MATERIAL FOR THIS TASK:
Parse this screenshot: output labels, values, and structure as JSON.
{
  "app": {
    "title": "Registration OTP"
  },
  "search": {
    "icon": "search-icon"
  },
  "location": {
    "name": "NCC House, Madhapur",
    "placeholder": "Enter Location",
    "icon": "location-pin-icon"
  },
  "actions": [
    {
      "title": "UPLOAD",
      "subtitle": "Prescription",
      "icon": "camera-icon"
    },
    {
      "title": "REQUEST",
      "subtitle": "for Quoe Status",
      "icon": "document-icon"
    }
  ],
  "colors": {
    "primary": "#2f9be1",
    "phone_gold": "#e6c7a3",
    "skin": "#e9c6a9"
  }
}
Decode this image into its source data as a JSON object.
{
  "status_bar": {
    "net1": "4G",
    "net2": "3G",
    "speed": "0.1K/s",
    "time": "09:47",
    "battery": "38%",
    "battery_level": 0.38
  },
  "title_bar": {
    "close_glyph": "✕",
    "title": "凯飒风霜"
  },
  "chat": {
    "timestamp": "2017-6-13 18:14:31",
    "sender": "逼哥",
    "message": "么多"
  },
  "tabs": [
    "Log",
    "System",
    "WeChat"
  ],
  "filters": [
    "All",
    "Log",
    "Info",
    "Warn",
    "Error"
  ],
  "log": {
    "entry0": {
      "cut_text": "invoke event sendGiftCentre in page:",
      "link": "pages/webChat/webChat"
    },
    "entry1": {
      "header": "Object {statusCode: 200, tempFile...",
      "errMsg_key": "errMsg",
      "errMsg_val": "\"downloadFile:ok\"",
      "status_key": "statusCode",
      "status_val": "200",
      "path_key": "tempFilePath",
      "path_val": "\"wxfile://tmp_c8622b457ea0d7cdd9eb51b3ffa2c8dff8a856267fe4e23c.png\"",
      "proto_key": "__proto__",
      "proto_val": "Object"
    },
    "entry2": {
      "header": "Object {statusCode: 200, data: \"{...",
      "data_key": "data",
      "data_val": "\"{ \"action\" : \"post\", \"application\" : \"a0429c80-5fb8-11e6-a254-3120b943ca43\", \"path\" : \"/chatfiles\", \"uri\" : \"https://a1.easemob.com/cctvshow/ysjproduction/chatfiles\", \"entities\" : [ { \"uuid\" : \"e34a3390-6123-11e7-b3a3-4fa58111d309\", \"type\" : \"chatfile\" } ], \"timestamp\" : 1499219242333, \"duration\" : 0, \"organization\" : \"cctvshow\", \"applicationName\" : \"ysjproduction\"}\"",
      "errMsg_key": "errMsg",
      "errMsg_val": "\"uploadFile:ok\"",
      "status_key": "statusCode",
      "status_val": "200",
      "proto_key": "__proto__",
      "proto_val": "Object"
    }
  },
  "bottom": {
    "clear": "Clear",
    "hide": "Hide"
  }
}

WHAT TO PRODUCE:
Looking at the records above, report how many lines contain the word "icon". Answer with the number only.

COMPLETE ANSWER:
4